TEXT PASSAGE:
The next day I repeat that portion of the exam with more success. I am at last in the clear, I think, a phrase that gets an understandable amount of airtime among pilots undergoing instrument training. But the following day my instructor calls. He tells me that there’s a problem with my license. Though I’ve completed all my exams, I don’t have quite enough hours in my logbook yet. We have to go flying, he says, “we have to go up”—for at least three hours and thirteen minutes.

“Where are we going?” I ask. “Wherever you like,” he replies with a smile. It’s an answer that aspiring commercial pilots, on a tight and expensive training schedule, do not hear all that often. So even before we took off it had the makings of a great day: a plane, a warm late-summer afternoon, blessedly clear skies all across southern England, no fixed itinerary. I was even allowed to invite a friend along.

We lift into the blue and head south toward the coast, following the edge of the Channel toward Eastbourne, Hastings, Dover. “Have you been to Canterbury?” the instructor asks. I have not. We bank to the northwest, near enough to see the cathedral. The very first cumulus clouds begin to form in the afternoon heat. We turn north toward the estuary of the Thames, crossing its waters with the sea on our right, while on our left the river, that in later years will become by far the one I know best from the air, winds upstream and disappears into the haze of the capital. We head across Essex and Suffolk, toward Norfolk and the Fens that might be the Netherlands, just across the sea.

Several American fighters from a nearby military base parallel us. It is like a Porsche racing a bicycle. Their extraordinary speed, as they rocket past us, shows us more than how slow we are; it gives the illusion that we are flying in reverse.

As we turn back toward Oxford we see the puffy billows of water are now blossoming all over southeast England, called up by the afternoon sun, as densely and randomly as dandelions in a field. For perhaps the most joyful half hour I will ever spend in the sky, I bank the plane left and right, frolicking and dodging through gaps that so many unseen calculations of the air and sun and earth have left.

I try to pin down what this sense of weaving reminds me of. The visual effect resembles a lower-stakes crossing of an asteroid field in a science-fiction movie. But such physical interactions with the clouds feel more like some aerial emancipation of downhill skiing, the quick alternation of dramatic lefts and rights, the sense of slipping forward even as I make sharp turns around a fleecier species of mogul. I turn back to my friend. She smiles and gives me two thumbs-up. The instructor, too, is apparently enjoying himself. After we land he remarks that such flights, with freshly minted pilots who are not under the shadow of formal instruction or exams, are a rare treat for him, too.

Since that day I’ve often been startled by the perfect joyfulness of flying close to clouds. The smallest clouds may be no more than tens of yards across. That is larger than the small plane I was flying, but smaller than a 747. Perhaps, for brains designed to maneuver us quickly through tight and dangerous places, it provides a kind of mischievous transcendence to dive between such white-hard arrangements of ethereality, near-absences that bear the visual weight of mountains.

Element and coordinate listing:
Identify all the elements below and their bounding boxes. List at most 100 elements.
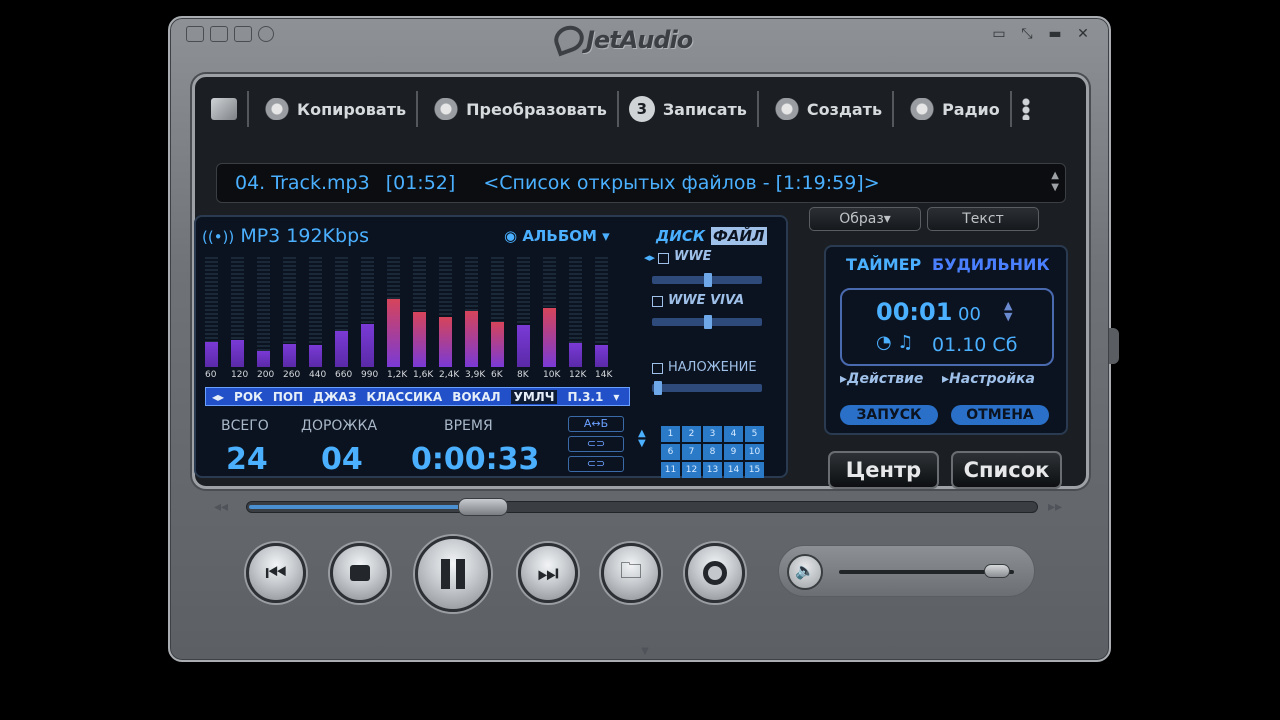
track-number-button[interactable]: 2 bbox=[682, 426, 701, 442]
eq-band-level[interactable] bbox=[439, 317, 452, 367]
eq-band-level[interactable] bbox=[413, 312, 426, 367]
close-icon[interactable]: ✕ bbox=[1073, 26, 1093, 42]
start-button[interactable]: ЗАПУСК bbox=[840, 405, 938, 425]
seek-back-icon[interactable]: ◂◂ bbox=[214, 499, 228, 515]
eq-band-level[interactable] bbox=[569, 343, 582, 367]
equalizer[interactable] bbox=[205, 257, 625, 367]
menu-icon[interactable] bbox=[186, 26, 204, 42]
eq-band-level[interactable] bbox=[283, 344, 296, 367]
settings-link[interactable]: ▸Настройка bbox=[942, 371, 1035, 387]
cancel-button[interactable]: ОТМЕНА bbox=[951, 405, 1049, 425]
minimize-icon[interactable]: ▬ bbox=[1045, 26, 1065, 42]
timer-tab[interactable]: ТАЙМЕР bbox=[846, 255, 921, 274]
wide-checkbox[interactable] bbox=[658, 253, 669, 264]
seek-forward-icon[interactable]: ▸▸ bbox=[1048, 499, 1062, 515]
viva-slider[interactable] bbox=[652, 315, 762, 329]
track-number-button[interactable]: 15 bbox=[745, 462, 764, 478]
skin-icon[interactable] bbox=[234, 26, 252, 42]
track-number-button[interactable]: 6 bbox=[661, 444, 680, 460]
mute-button[interactable]: 🔈 bbox=[787, 554, 823, 590]
overlay-slider-knob[interactable] bbox=[654, 381, 662, 395]
convert-button[interactable]: Преобразовать bbox=[418, 91, 619, 127]
grid-scroll-icon[interactable]: ▲ ▼ bbox=[638, 429, 646, 449]
open-folder-button[interactable]: 🗀 bbox=[601, 543, 661, 603]
preset-slot[interactable]: П.3.1 bbox=[567, 390, 603, 404]
info-icon[interactable] bbox=[258, 26, 274, 42]
eq-band-level[interactable] bbox=[491, 322, 504, 367]
seek-bar[interactable] bbox=[246, 498, 1038, 516]
track-number-button[interactable]: 14 bbox=[724, 462, 743, 478]
disk-mode[interactable]: ДИСК bbox=[656, 227, 705, 245]
eq-band-level[interactable] bbox=[465, 311, 478, 367]
restore-icon[interactable]: ⤡ bbox=[1017, 26, 1037, 42]
preset-jazz[interactable]: ДЖАЗ bbox=[313, 390, 356, 404]
radio-button[interactable]: Радио bbox=[894, 91, 1012, 127]
mini-icon[interactable] bbox=[210, 26, 228, 42]
eq-toggle-icon[interactable]: ◂▸ bbox=[212, 390, 224, 404]
track-number-button[interactable]: 4 bbox=[724, 426, 743, 442]
side-expand-handle[interactable] bbox=[1109, 328, 1119, 364]
viva-checkbox[interactable] bbox=[652, 296, 663, 307]
copy-button[interactable]: Копировать bbox=[249, 91, 419, 127]
overlay-slider[interactable] bbox=[652, 381, 762, 395]
eq-preset-bar[interactable]: ◂▸ РОК ПОП ДЖАЗ КЛАССИКА ВОКАЛ УМЛЧ П.3.… bbox=[205, 387, 630, 406]
repeat-button[interactable]: ⊂⊃ bbox=[568, 436, 624, 452]
burn-button[interactable]: 3 Записать bbox=[619, 91, 759, 127]
viva-slider-knob[interactable] bbox=[704, 315, 712, 329]
eject-disc-button[interactable] bbox=[685, 543, 745, 603]
pause-button[interactable] bbox=[415, 536, 491, 612]
minimize-tray-icon[interactable]: ▭ bbox=[989, 26, 1009, 42]
eq-band-level[interactable] bbox=[517, 325, 530, 367]
bottom-expand-handle-icon[interactable]: ▼ bbox=[630, 646, 660, 657]
create-button[interactable]: Создать bbox=[759, 91, 895, 127]
volume-knob[interactable] bbox=[984, 564, 1010, 578]
file-mode[interactable]: ФАЙЛ bbox=[711, 227, 767, 245]
track-number-button[interactable]: 1 bbox=[661, 426, 680, 442]
shuffle-button[interactable]: ⊂⊃ bbox=[568, 456, 624, 472]
track-number-button[interactable]: 5 bbox=[745, 426, 764, 442]
title-bar[interactable]: JetAudio ▭ ⤡ ▬ ✕ bbox=[170, 18, 1109, 58]
eq-band-level[interactable] bbox=[595, 345, 608, 367]
timer-spin-icon[interactable]: ▲ ▼ bbox=[1004, 300, 1012, 322]
track-number-button[interactable]: 12 bbox=[682, 462, 701, 478]
track-number-button[interactable]: 13 bbox=[703, 462, 722, 478]
next-button[interactable]: ⏭ bbox=[518, 543, 578, 603]
track-number-button[interactable]: 8 bbox=[703, 444, 722, 460]
track-number-button[interactable]: 10 bbox=[745, 444, 764, 460]
track-number-button[interactable]: 9 bbox=[724, 444, 743, 460]
eq-band-level[interactable] bbox=[361, 324, 374, 367]
media-center-button[interactable] bbox=[201, 91, 249, 127]
text-view-button[interactable]: Текст bbox=[927, 207, 1039, 231]
seek-thumb[interactable] bbox=[458, 498, 508, 516]
eq-band-level[interactable] bbox=[231, 340, 244, 367]
preset-default[interactable]: УМЛЧ bbox=[510, 389, 558, 404]
preset-classic[interactable]: КЛАССИКА bbox=[366, 390, 442, 404]
alarm-tab[interactable]: БУДИЛЬНИК bbox=[932, 255, 1050, 274]
preset-pop[interactable]: ПОП bbox=[273, 390, 303, 404]
eq-band-level[interactable] bbox=[257, 351, 270, 367]
track-scroll-arrows-icon[interactable]: ▲ ▼ bbox=[1051, 170, 1059, 194]
track-number-button[interactable]: 11 bbox=[661, 462, 680, 478]
previous-button[interactable]: ⏮ bbox=[246, 543, 306, 603]
eq-band-level[interactable] bbox=[335, 331, 348, 367]
action-link[interactable]: ▸Действие bbox=[840, 371, 923, 387]
list-button[interactable]: Список bbox=[951, 451, 1062, 489]
stop-button[interactable] bbox=[330, 543, 390, 603]
preset-rock[interactable]: РОК bbox=[234, 390, 263, 404]
eq-band-level[interactable] bbox=[387, 299, 400, 367]
ab-repeat-button[interactable]: A↔Б bbox=[568, 416, 624, 432]
wide-slider[interactable] bbox=[652, 273, 762, 287]
overlay-checkbox[interactable] bbox=[652, 363, 663, 374]
album-selector[interactable]: ◉ АЛЬБОМ ▾ bbox=[504, 227, 610, 245]
wide-slider-knob[interactable] bbox=[704, 273, 712, 287]
wide-arrows-icon[interactable]: ◂▸ bbox=[644, 251, 655, 264]
eq-band-level[interactable] bbox=[543, 308, 556, 367]
track-number-button[interactable]: 3 bbox=[703, 426, 722, 442]
eq-band-level[interactable] bbox=[309, 345, 322, 367]
more-button[interactable] bbox=[1012, 91, 1040, 127]
eq-band-level[interactable] bbox=[205, 342, 218, 367]
preset-dropdown-icon[interactable]: ▾ bbox=[613, 390, 619, 404]
center-button[interactable]: Центр bbox=[828, 451, 939, 489]
preset-vocal[interactable]: ВОКАЛ bbox=[452, 390, 500, 404]
track-info-bar[interactable]: 04. Track.mp3 [01:52] <Список открытых ф… bbox=[216, 163, 1066, 203]
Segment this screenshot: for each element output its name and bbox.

GIVEN REQUEST 1:
In the passage about flying, why does the instructor say they have to go up even though all the exams are finished?
GIVEN REQUEST 2:
Answer these from the passage about flying:
(a) Which town's cathedral do they fly near enough to see?
(b) What comparison describes the fighters paralleling the plane?
(c) How wide may the smallest clouds be?

OUTPUT 1:
The logbook does not yet hold quite enough hours for the license, despite the completed exams. They must fly for at least three hours and thirteen minutes to make up the shortfall.

OUTPUT 2:
(a) Canterbury.
(b) A Porsche racing a bicycle.
(c) No more than tens of yards across.